--- What you need to do ---
Take each line that has the word "this" and return it.

--- Records for processing ---

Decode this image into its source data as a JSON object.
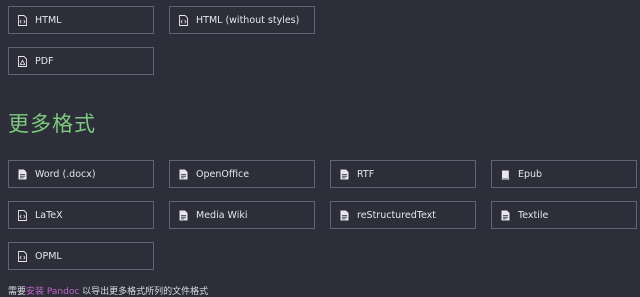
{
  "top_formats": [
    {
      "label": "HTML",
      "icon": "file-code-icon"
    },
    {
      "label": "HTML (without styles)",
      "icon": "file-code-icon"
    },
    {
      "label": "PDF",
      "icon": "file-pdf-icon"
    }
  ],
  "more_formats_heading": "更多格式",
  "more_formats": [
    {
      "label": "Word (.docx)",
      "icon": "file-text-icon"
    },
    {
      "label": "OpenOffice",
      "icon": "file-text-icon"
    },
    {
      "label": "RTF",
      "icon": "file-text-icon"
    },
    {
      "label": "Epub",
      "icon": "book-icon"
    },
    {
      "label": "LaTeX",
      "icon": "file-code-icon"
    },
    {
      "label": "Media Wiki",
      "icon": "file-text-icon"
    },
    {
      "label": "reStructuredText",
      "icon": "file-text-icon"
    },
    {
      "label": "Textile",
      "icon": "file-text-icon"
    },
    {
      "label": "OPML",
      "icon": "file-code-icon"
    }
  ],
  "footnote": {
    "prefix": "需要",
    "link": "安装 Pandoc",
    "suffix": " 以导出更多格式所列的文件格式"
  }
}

---

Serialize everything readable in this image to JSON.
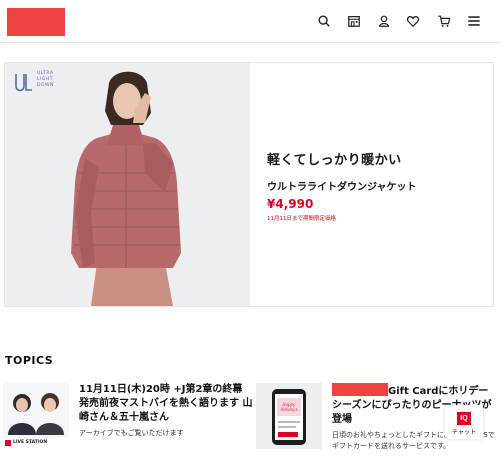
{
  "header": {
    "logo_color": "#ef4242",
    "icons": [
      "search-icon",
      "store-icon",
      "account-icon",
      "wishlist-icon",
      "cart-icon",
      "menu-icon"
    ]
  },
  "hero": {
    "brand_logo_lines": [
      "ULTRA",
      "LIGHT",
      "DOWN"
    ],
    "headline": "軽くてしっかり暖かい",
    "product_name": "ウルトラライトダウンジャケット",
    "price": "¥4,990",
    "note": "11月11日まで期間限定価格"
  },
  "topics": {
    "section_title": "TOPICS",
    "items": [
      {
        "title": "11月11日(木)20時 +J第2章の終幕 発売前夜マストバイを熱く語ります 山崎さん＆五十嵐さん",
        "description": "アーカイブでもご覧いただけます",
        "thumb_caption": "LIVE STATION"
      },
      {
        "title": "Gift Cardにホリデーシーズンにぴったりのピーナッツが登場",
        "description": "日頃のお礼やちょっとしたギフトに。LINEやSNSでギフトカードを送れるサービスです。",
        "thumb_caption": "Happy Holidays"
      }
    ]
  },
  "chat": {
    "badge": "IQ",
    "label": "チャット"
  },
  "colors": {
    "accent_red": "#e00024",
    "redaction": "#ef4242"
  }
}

--- Right answer ---
Decode this image into its source data as a JSON object.
Serialize everything readable in this image to JSON.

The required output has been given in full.